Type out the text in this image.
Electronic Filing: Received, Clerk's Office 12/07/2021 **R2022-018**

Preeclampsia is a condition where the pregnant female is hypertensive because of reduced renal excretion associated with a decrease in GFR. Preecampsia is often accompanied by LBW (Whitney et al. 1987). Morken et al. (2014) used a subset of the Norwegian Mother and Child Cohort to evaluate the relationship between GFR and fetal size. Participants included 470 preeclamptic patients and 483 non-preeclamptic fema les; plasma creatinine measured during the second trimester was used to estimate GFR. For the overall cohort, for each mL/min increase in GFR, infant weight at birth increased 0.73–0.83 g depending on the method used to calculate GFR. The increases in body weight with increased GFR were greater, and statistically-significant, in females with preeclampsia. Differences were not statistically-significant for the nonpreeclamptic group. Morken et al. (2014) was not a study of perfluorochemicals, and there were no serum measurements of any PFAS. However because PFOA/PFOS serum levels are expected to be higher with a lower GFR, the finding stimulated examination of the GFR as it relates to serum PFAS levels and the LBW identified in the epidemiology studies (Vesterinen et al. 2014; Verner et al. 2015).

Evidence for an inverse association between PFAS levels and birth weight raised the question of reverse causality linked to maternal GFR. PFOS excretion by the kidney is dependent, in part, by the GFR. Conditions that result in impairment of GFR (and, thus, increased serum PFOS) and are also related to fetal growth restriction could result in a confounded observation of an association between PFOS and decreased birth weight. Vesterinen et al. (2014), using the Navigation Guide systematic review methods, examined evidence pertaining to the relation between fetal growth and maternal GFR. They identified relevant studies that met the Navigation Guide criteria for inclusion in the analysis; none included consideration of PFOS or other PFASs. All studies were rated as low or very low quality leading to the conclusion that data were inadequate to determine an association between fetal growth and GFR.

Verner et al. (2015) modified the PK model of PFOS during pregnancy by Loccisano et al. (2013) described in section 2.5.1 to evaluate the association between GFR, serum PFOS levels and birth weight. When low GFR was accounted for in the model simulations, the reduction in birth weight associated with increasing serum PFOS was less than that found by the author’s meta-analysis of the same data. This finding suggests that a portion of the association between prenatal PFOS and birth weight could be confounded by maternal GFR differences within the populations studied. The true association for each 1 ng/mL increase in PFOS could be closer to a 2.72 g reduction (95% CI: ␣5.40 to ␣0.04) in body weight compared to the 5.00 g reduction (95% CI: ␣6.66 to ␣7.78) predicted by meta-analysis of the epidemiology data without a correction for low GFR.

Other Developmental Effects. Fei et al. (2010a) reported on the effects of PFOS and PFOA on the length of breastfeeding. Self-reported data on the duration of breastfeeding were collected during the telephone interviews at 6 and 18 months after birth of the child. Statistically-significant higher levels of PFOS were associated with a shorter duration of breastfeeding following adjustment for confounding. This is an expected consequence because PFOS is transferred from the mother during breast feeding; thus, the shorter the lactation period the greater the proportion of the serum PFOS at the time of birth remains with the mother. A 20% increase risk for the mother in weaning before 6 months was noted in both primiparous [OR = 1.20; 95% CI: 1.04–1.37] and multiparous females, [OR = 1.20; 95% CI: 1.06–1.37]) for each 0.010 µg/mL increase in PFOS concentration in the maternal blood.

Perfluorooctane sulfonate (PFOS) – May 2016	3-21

...

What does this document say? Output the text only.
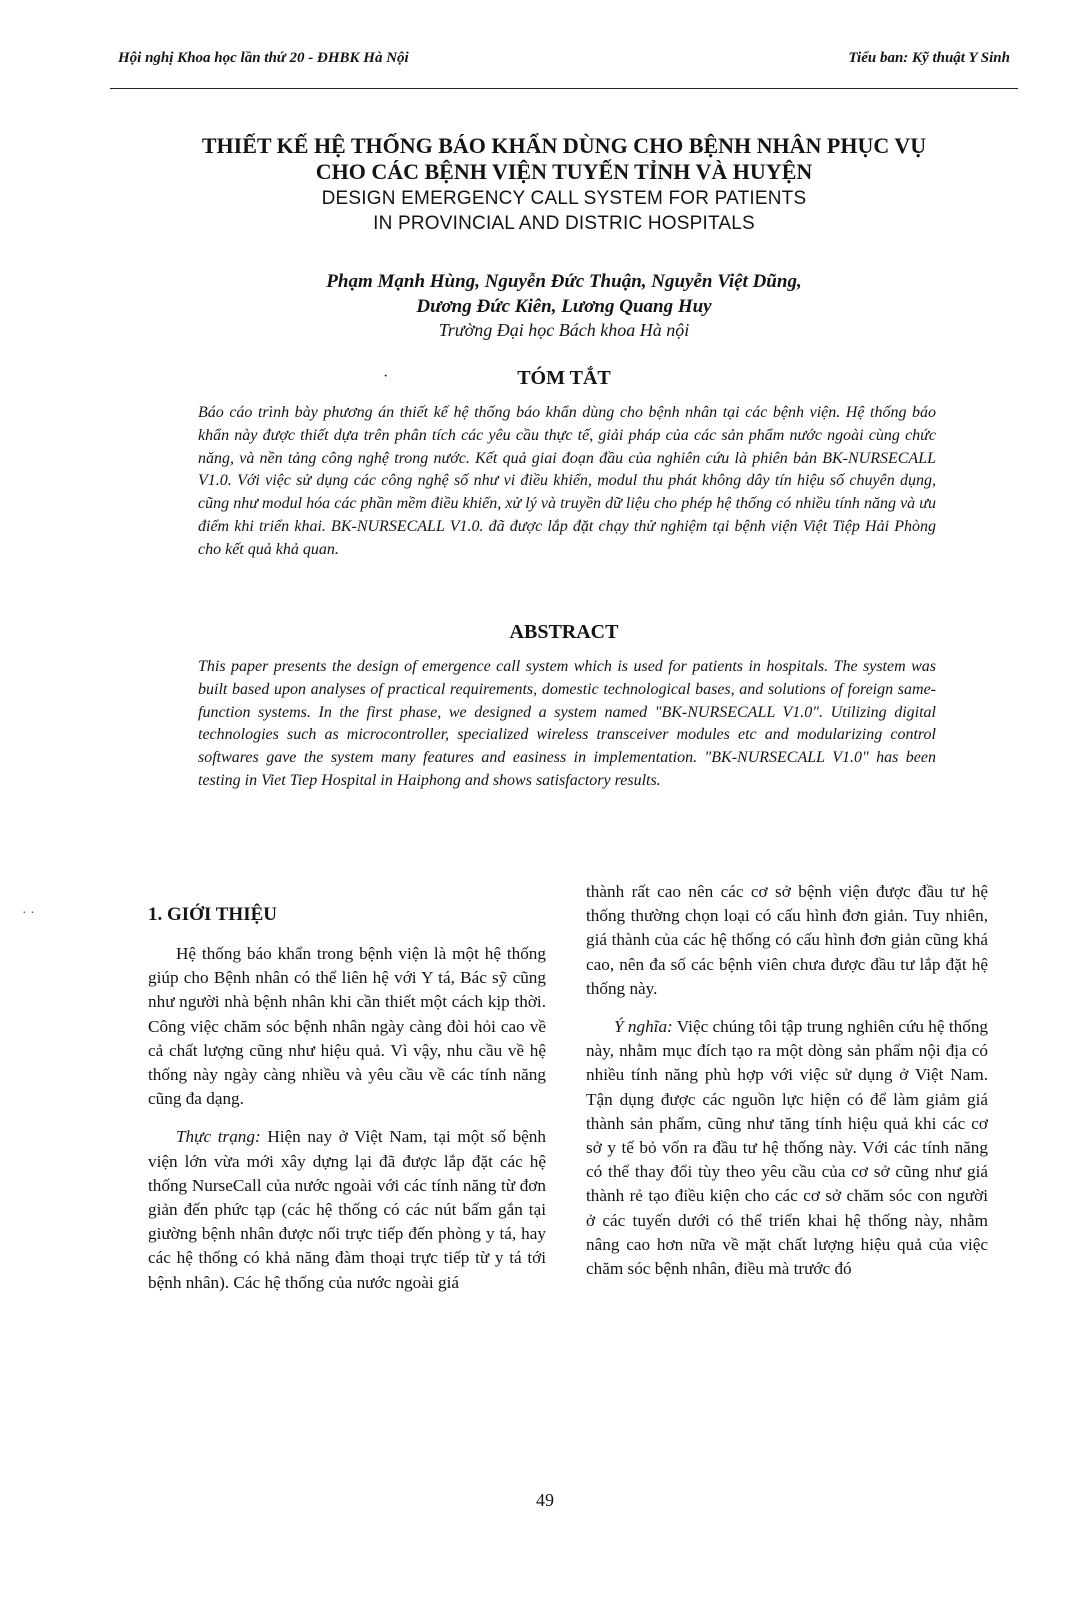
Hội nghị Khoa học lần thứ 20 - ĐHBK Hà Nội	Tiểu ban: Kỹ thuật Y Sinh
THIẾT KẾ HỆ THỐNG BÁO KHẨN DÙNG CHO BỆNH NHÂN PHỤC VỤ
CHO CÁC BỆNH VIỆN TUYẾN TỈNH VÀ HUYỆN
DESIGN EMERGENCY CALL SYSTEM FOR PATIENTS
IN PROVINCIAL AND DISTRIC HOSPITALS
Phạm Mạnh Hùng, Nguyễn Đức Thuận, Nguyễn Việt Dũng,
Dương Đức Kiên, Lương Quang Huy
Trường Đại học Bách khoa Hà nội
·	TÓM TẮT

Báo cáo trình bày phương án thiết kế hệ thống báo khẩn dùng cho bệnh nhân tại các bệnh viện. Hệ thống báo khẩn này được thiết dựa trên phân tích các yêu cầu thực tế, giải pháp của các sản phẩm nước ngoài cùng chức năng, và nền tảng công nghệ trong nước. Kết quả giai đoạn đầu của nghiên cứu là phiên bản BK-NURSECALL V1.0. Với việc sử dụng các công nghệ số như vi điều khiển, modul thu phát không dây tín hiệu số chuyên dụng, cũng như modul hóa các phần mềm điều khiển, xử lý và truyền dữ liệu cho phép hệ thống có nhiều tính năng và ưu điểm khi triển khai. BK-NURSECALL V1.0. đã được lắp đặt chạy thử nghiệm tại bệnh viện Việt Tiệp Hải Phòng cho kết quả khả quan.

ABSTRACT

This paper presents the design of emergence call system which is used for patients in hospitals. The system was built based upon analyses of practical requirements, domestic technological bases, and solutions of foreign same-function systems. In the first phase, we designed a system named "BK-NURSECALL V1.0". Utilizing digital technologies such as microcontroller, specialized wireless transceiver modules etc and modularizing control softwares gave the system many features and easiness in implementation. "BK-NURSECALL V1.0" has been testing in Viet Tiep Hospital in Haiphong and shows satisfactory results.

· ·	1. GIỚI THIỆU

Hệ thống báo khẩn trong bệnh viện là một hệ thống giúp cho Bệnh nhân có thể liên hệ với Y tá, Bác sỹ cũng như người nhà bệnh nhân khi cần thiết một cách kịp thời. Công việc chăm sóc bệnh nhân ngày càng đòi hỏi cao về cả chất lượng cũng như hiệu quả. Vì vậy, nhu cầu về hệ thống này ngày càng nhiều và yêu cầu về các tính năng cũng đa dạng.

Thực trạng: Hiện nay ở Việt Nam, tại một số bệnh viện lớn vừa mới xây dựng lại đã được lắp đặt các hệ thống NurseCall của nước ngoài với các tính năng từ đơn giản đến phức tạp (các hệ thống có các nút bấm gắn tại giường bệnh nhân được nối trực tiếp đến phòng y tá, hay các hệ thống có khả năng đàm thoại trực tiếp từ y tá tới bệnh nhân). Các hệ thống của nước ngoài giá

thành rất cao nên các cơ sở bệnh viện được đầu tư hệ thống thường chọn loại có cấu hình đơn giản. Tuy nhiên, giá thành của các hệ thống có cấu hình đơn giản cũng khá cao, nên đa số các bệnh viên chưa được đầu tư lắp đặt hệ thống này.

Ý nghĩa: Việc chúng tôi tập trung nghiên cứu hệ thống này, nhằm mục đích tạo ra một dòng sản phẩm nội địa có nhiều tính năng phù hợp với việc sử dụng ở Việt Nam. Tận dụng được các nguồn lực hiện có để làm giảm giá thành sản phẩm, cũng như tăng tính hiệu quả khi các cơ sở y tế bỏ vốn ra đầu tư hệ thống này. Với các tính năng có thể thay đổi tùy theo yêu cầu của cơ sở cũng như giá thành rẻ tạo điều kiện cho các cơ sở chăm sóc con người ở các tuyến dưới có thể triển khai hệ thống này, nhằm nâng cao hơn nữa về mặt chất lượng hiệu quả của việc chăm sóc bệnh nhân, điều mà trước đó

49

▸ **EXERCISE REQUIREMENTS**
Scan the records above for the string "text", then report every line that contains it.

▸ **WRITTEN RESPONSE**
Type out the text in this image.
What does this document say? Output the text only.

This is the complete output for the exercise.